WHAT THE TASK REQUIRES →
Where a line holds "Body", copy it.

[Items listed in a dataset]

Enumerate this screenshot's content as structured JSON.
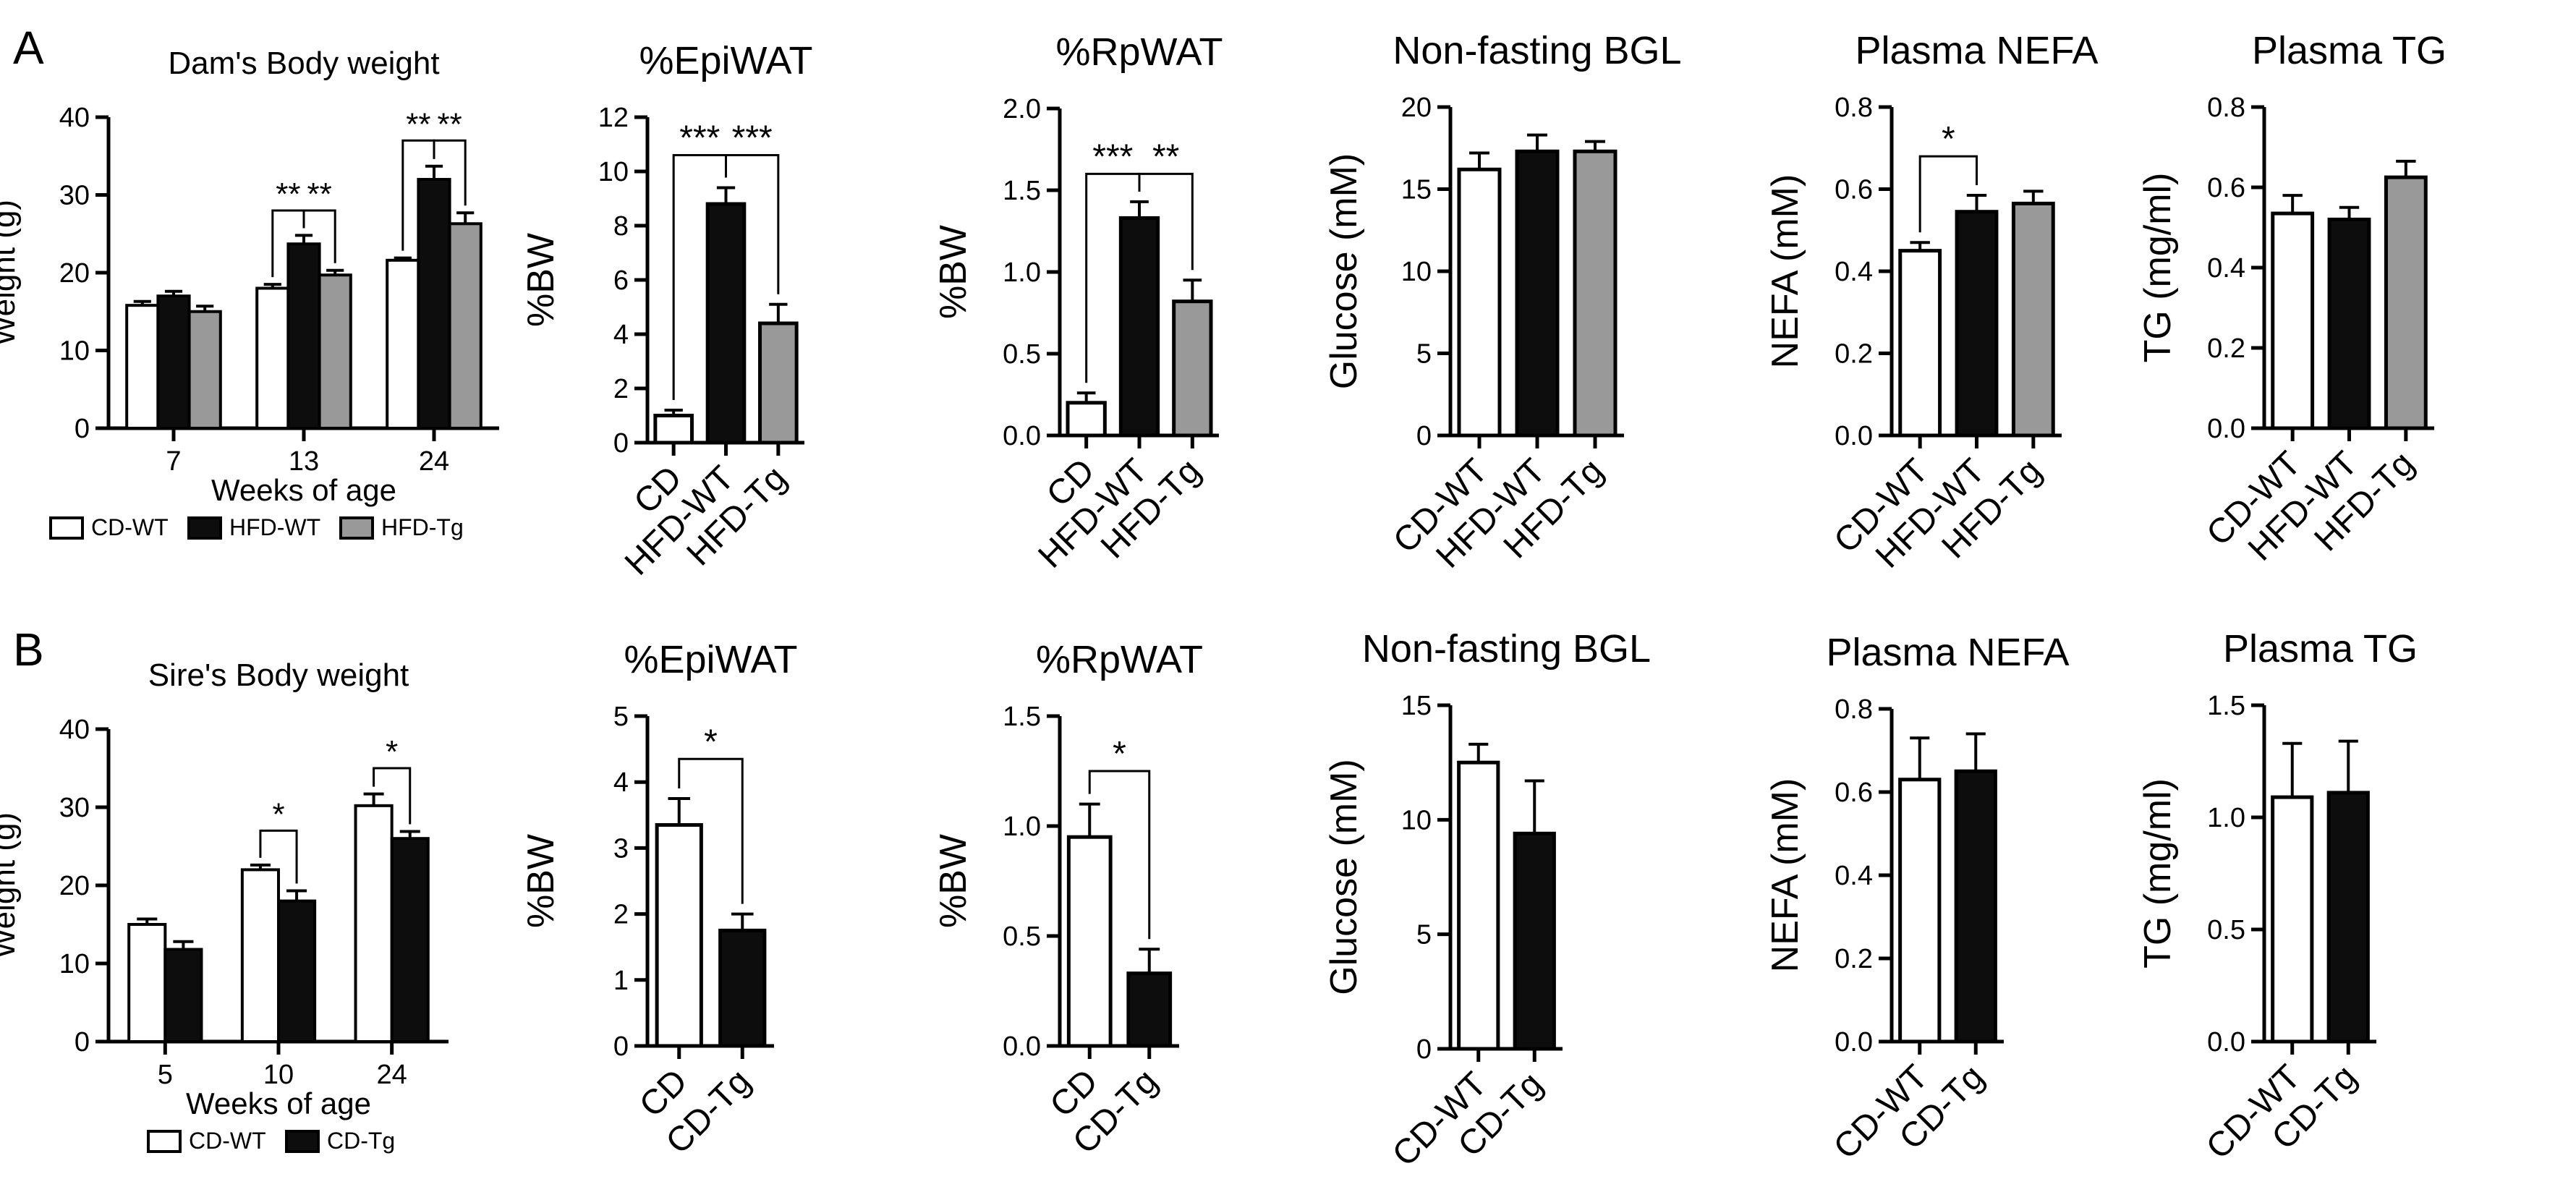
{
  "panels": [
    {
      "label": "A"
    },
    {
      "label": "B"
    }
  ],
  "colors": {
    "white": "#ffffff",
    "black": "#0d0d0d",
    "gray": "#999999",
    "ink": "#000000"
  },
  "chart_data": [
    {
      "type": "bar",
      "id": "a1",
      "title": "Dam's Body weight",
      "xlabel": "Weeks of age",
      "ylabel": "Weight (g)",
      "categories": [
        "7",
        "13",
        "24"
      ],
      "ylim": [
        0,
        40
      ],
      "yticks": [
        0,
        10,
        20,
        30,
        40
      ],
      "series": [
        {
          "name": "CD-WT",
          "color": "white",
          "values": [
            15.8,
            18.0,
            21.6
          ],
          "errors": [
            0.5,
            0.5,
            0.3
          ]
        },
        {
          "name": "HFD-WT",
          "color": "black",
          "values": [
            17.0,
            23.7,
            32.0
          ],
          "errors": [
            0.6,
            1.1,
            1.7
          ]
        },
        {
          "name": "HFD-Tg",
          "color": "gray",
          "values": [
            15.0,
            19.7,
            26.3
          ],
          "errors": [
            0.7,
            0.6,
            1.4
          ]
        }
      ],
      "legend": [
        {
          "name": "CD-WT",
          "color": "white"
        },
        {
          "name": "HFD-WT",
          "color": "black"
        },
        {
          "name": "HFD-Tg",
          "color": "gray"
        }
      ],
      "annotations": [
        {
          "text": "**",
          "group": 1,
          "from": 0,
          "to": 1,
          "y": 28
        },
        {
          "text": "**",
          "group": 1,
          "from": 1,
          "to": 2,
          "y": 28
        },
        {
          "text": "**",
          "group": 2,
          "from": 0,
          "to": 1,
          "y": 37
        },
        {
          "text": "**",
          "group": 2,
          "from": 1,
          "to": 2,
          "y": 37
        }
      ]
    },
    {
      "type": "bar",
      "id": "a2",
      "title": "%EpiWAT",
      "ylabel": "%BW",
      "categories": [
        "CD",
        "HFD-WT",
        "HFD-Tg"
      ],
      "ylim": [
        0,
        12
      ],
      "yticks": [
        0,
        2,
        4,
        6,
        8,
        10,
        12
      ],
      "values": [
        1.0,
        8.8,
        4.4
      ],
      "errors": [
        0.2,
        0.6,
        0.7
      ],
      "colors": [
        "white",
        "black",
        "gray"
      ],
      "annotations": [
        {
          "text": "***",
          "from": 0,
          "to": 1,
          "y": 10.6
        },
        {
          "text": "***",
          "from": 1,
          "to": 2,
          "y": 10.6
        }
      ]
    },
    {
      "type": "bar",
      "id": "a3",
      "title": "%RpWAT",
      "ylabel": "%BW",
      "categories": [
        "CD",
        "HFD-WT",
        "HFD-Tg"
      ],
      "ylim": [
        0,
        2.0
      ],
      "yticks": [
        0,
        0.5,
        1.0,
        1.5,
        2.0
      ],
      "values": [
        0.2,
        1.33,
        0.82
      ],
      "errors": [
        0.06,
        0.1,
        0.13
      ],
      "colors": [
        "white",
        "black",
        "gray"
      ],
      "annotations": [
        {
          "text": "***",
          "from": 0,
          "to": 1,
          "y": 1.6
        },
        {
          "text": "**",
          "from": 1,
          "to": 2,
          "y": 1.6
        }
      ]
    },
    {
      "type": "bar",
      "id": "a4",
      "title": "Non-fasting BGL",
      "ylabel": "Glucose (mM)",
      "categories": [
        "CD-WT",
        "HFD-WT",
        "HFD-Tg"
      ],
      "ylim": [
        0,
        20
      ],
      "yticks": [
        0,
        5,
        10,
        15,
        20
      ],
      "values": [
        16.2,
        17.3,
        17.3
      ],
      "errors": [
        1.0,
        1.0,
        0.6
      ],
      "colors": [
        "white",
        "black",
        "gray"
      ],
      "annotations": []
    },
    {
      "type": "bar",
      "id": "a5",
      "title": "Plasma NEFA",
      "ylabel": "NEFA (mM)",
      "categories": [
        "CD-WT",
        "HFD-WT",
        "HFD-Tg"
      ],
      "ylim": [
        0,
        0.8
      ],
      "yticks": [
        0.0,
        0.2,
        0.4,
        0.6,
        0.8
      ],
      "values": [
        0.45,
        0.545,
        0.565
      ],
      "errors": [
        0.02,
        0.04,
        0.03
      ],
      "colors": [
        "white",
        "black",
        "gray"
      ],
      "annotations": [
        {
          "text": "*",
          "from": 0,
          "to": 1,
          "y": 0.68
        }
      ]
    },
    {
      "type": "bar",
      "id": "a6",
      "title": "Plasma TG",
      "ylabel": "TG (mg/ml)",
      "categories": [
        "CD-WT",
        "HFD-WT",
        "HFD-Tg"
      ],
      "ylim": [
        0,
        0.8
      ],
      "yticks": [
        0.0,
        0.2,
        0.4,
        0.6,
        0.8
      ],
      "values": [
        0.535,
        0.52,
        0.625
      ],
      "errors": [
        0.045,
        0.03,
        0.04
      ],
      "colors": [
        "white",
        "black",
        "gray"
      ],
      "annotations": []
    },
    {
      "type": "bar",
      "id": "b1",
      "title": "Sire's Body weight",
      "xlabel": "Weeks of age",
      "ylabel": "Weight (g)",
      "categories": [
        "5",
        "10",
        "24"
      ],
      "ylim": [
        0,
        40
      ],
      "yticks": [
        0,
        10,
        20,
        30,
        40
      ],
      "series": [
        {
          "name": "CD-WT",
          "color": "white",
          "values": [
            15.0,
            22.0,
            30.2
          ],
          "errors": [
            0.7,
            0.6,
            1.5
          ]
        },
        {
          "name": "CD-Tg",
          "color": "black",
          "values": [
            11.8,
            18.0,
            26.0
          ],
          "errors": [
            1.0,
            1.3,
            0.9
          ]
        }
      ],
      "legend": [
        {
          "name": "CD-WT",
          "color": "white"
        },
        {
          "name": "CD-Tg",
          "color": "black"
        }
      ],
      "annotations": [
        {
          "text": "*",
          "group": 1,
          "from": 0,
          "to": 1,
          "y": 27
        },
        {
          "text": "*",
          "group": 2,
          "from": 0,
          "to": 1,
          "y": 35
        }
      ]
    },
    {
      "type": "bar",
      "id": "b2",
      "title": "%EpiWAT",
      "ylabel": "%BW",
      "categories": [
        "CD",
        "CD-Tg"
      ],
      "ylim": [
        0,
        5
      ],
      "yticks": [
        0,
        1,
        2,
        3,
        4,
        5
      ],
      "values": [
        3.35,
        1.75
      ],
      "errors": [
        0.4,
        0.25
      ],
      "colors": [
        "white",
        "black"
      ],
      "annotations": [
        {
          "text": "*",
          "from": 0,
          "to": 1,
          "y": 4.35
        }
      ]
    },
    {
      "type": "bar",
      "id": "b3",
      "title": "%RpWAT",
      "ylabel": "%BW",
      "categories": [
        "CD",
        "CD-Tg"
      ],
      "ylim": [
        0,
        1.5
      ],
      "yticks": [
        0.0,
        0.5,
        1.0,
        1.5
      ],
      "values": [
        0.95,
        0.33
      ],
      "errors": [
        0.15,
        0.11
      ],
      "colors": [
        "white",
        "black"
      ],
      "annotations": [
        {
          "text": "*",
          "from": 0,
          "to": 1,
          "y": 1.25
        }
      ]
    },
    {
      "type": "bar",
      "id": "b4",
      "title": "Non-fasting BGL",
      "ylabel": "Glucose (mM)",
      "categories": [
        "CD-WT",
        "CD-Tg"
      ],
      "ylim": [
        0,
        15
      ],
      "yticks": [
        0,
        5,
        10,
        15
      ],
      "values": [
        12.5,
        9.4
      ],
      "errors": [
        0.8,
        2.3
      ],
      "colors": [
        "white",
        "black"
      ],
      "annotations": []
    },
    {
      "type": "bar",
      "id": "b5",
      "title": "Plasma NEFA",
      "ylabel": "NEFA (mM)",
      "categories": [
        "CD-WT",
        "CD-Tg"
      ],
      "ylim": [
        0,
        0.8
      ],
      "yticks": [
        0.0,
        0.2,
        0.4,
        0.6,
        0.8
      ],
      "values": [
        0.63,
        0.65
      ],
      "errors": [
        0.1,
        0.09
      ],
      "colors": [
        "white",
        "black"
      ],
      "annotations": []
    },
    {
      "type": "bar",
      "id": "b6",
      "title": "Plasma TG",
      "ylabel": "TG (mg/ml)",
      "categories": [
        "CD-WT",
        "CD-Tg"
      ],
      "ylim": [
        0,
        1.5
      ],
      "yticks": [
        0.0,
        0.5,
        1.0,
        1.5
      ],
      "values": [
        1.09,
        1.11
      ],
      "errors": [
        0.24,
        0.23
      ],
      "colors": [
        "white",
        "black"
      ],
      "annotations": []
    }
  ]
}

TASK OUTPUT →
      "title": "Dam's Body weight",
      "title": "Sire's Body weight",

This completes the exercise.